Available records —
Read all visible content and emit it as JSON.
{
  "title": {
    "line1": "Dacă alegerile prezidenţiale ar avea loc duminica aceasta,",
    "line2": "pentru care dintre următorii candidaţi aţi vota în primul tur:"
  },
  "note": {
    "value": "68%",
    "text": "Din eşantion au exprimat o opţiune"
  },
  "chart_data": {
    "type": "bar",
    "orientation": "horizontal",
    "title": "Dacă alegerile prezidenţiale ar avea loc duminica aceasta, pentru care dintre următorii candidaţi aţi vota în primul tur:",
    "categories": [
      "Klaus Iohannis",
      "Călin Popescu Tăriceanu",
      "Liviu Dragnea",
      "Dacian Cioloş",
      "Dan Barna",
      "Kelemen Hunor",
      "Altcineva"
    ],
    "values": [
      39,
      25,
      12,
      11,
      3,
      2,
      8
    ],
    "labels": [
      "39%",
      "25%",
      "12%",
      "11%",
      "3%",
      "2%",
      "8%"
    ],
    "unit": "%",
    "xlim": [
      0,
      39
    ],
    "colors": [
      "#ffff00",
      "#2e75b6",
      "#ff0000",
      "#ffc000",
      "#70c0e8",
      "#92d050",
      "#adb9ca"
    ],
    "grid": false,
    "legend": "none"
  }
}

Task requirements — Reproduce the entries above exactly.

Task solution —
Read all visible content and emit it as JSON.
{
  "title": {
    "line1": "Dacă alegerile prezidenţiale ar avea loc duminica aceasta,",
    "line2": "pentru care dintre următorii candidaţi aţi vota în primul tur:"
  },
  "note": {
    "value": "68%",
    "text": "Din eşantion au exprimat o opţiune"
  },
  "chart_data": {
    "type": "bar",
    "orientation": "horizontal",
    "title": "Dacă alegerile prezidenţiale ar avea loc duminica aceasta, pentru care dintre următorii candidaţi aţi vota în primul tur:",
    "categories": [
      "Klaus Iohannis",
      "Călin Popescu Tăriceanu",
      "Liviu Dragnea",
      "Dacian Cioloş",
      "Dan Barna",
      "Kelemen Hunor",
      "Altcineva"
    ],
    "values": [
      39,
      25,
      12,
      11,
      3,
      2,
      8
    ],
    "labels": [
      "39%",
      "25%",
      "12%",
      "11%",
      "3%",
      "2%",
      "8%"
    ],
    "unit": "%",
    "xlim": [
      0,
      39
    ],
    "colors": [
      "#ffff00",
      "#2e75b6",
      "#ff0000",
      "#ffc000",
      "#70c0e8",
      "#92d050",
      "#adb9ca"
    ],
    "grid": false,
    "legend": "none"
  }
}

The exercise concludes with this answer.